*GOAL*
Under this task are some entries; return every one of them exactly.

═══ PROVIDED DATA ═══

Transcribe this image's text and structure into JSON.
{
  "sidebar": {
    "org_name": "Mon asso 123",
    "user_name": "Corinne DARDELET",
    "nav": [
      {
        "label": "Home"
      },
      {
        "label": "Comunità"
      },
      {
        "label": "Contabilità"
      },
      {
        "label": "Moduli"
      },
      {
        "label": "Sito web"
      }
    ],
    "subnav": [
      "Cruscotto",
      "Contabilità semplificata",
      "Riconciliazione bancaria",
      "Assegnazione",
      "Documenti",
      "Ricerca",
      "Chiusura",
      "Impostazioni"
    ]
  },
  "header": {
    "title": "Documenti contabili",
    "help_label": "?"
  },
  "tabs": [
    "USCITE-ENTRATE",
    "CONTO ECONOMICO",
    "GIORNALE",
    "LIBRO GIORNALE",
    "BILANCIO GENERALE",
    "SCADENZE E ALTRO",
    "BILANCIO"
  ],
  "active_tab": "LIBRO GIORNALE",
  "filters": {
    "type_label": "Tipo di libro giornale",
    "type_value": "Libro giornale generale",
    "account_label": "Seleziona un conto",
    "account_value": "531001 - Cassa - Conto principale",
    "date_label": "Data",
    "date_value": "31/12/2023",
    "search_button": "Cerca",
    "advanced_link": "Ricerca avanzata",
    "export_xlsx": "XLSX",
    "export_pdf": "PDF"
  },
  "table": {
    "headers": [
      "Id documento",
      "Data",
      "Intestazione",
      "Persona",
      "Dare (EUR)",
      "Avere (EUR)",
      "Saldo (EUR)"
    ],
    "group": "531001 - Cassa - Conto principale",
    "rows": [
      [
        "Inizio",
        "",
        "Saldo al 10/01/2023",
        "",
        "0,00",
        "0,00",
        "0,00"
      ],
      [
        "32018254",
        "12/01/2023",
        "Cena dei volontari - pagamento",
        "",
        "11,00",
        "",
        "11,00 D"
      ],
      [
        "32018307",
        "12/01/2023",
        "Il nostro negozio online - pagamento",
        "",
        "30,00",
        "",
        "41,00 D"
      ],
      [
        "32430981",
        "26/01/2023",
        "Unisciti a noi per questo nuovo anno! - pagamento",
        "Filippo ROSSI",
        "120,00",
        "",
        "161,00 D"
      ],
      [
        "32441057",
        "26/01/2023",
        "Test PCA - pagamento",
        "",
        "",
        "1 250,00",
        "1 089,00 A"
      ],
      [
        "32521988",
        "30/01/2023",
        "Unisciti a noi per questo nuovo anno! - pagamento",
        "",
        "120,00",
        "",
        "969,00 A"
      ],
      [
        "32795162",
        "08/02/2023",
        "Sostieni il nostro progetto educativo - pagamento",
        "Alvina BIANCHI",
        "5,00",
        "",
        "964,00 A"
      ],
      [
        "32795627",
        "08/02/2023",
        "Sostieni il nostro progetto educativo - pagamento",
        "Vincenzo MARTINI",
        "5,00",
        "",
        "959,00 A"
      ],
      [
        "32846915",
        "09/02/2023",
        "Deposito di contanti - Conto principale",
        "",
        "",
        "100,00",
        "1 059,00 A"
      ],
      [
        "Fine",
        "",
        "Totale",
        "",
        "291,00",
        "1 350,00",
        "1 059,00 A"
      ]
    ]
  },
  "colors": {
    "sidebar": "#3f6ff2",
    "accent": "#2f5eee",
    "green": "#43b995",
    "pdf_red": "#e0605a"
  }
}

═══

*EXERCISE RESPONSE*
Transcribe this image's text and structure into JSON.
{
  "sidebar": {
    "org_name": "Mon asso 123",
    "user_name": "Corinne DARDELET",
    "nav": [
      {
        "label": "Home"
      },
      {
        "label": "Comunità"
      },
      {
        "label": "Contabilità"
      },
      {
        "label": "Moduli"
      },
      {
        "label": "Sito web"
      }
    ],
    "subnav": [
      "Cruscotto",
      "Contabilità semplificata",
      "Riconciliazione bancaria",
      "Assegnazione",
      "Documenti",
      "Ricerca",
      "Chiusura",
      "Impostazioni"
    ]
  },
  "header": {
    "title": "Documenti contabili",
    "help_label": "?"
  },
  "tabs": [
    "USCITE-ENTRATE",
    "CONTO ECONOMICO",
    "GIORNALE",
    "LIBRO GIORNALE",
    "BILANCIO GENERALE",
    "SCADENZE E ALTRO",
    "BILANCIO"
  ],
  "active_tab": "LIBRO GIORNALE",
  "filters": {
    "type_label": "Tipo di libro giornale",
    "type_value": "Libro giornale generale",
    "account_label": "Seleziona un conto",
    "account_value": "531001 - Cassa - Conto principale",
    "date_label": "Data",
    "date_value": "31/12/2023",
    "search_button": "Cerca",
    "advanced_link": "Ricerca avanzata",
    "export_xlsx": "XLSX",
    "export_pdf": "PDF"
  },
  "table": {
    "headers": [
      "Id documento",
      "Data",
      "Intestazione",
      "Persona",
      "Dare (EUR)",
      "Avere (EUR)",
      "Saldo (EUR)"
    ],
    "group": "531001 - Cassa - Conto principale",
    "rows": [
      [
        "Inizio",
        "",
        "Saldo al 10/01/2023",
        "",
        "0,00",
        "0,00",
        "0,00"
      ],
      [
        "32018254",
        "12/01/2023",
        "Cena dei volontari - pagamento",
        "",
        "11,00",
        "",
        "11,00 D"
      ],
      [
        "32018307",
        "12/01/2023",
        "Il nostro negozio online - pagamento",
        "",
        "30,00",
        "",
        "41,00 D"
      ],
      [
        "32430981",
        "26/01/2023",
        "Unisciti a noi per questo nuovo anno! - pagamento",
        "Filippo ROSSI",
        "120,00",
        "",
        "161,00 D"
      ],
      [
        "32441057",
        "26/01/2023",
        "Test PCA - pagamento",
        "",
        "",
        "1 250,00",
        "1 089,00 A"
      ],
      [
        "32521988",
        "30/01/2023",
        "Unisciti a noi per questo nuovo anno! - pagamento",
        "",
        "120,00",
        "",
        "969,00 A"
      ],
      [
        "32795162",
        "08/02/2023",
        "Sostieni il nostro progetto educativo - pagamento",
        "Alvina BIANCHI",
        "5,00",
        "",
        "964,00 A"
      ],
      [
        "32795627",
        "08/02/2023",
        "Sostieni il nostro progetto educativo - pagamento",
        "Vincenzo MARTINI",
        "5,00",
        "",
        "959,00 A"
      ],
      [
        "32846915",
        "09/02/2023",
        "Deposito di contanti - Conto principale",
        "",
        "",
        "100,00",
        "1 059,00 A"
      ],
      [
        "Fine",
        "",
        "Totale",
        "",
        "291,00",
        "1 350,00",
        "1 059,00 A"
      ]
    ]
  },
  "colors": {
    "sidebar": "#3f6ff2",
    "accent": "#2f5eee",
    "green": "#43b995",
    "pdf_red": "#e0605a"
  }
}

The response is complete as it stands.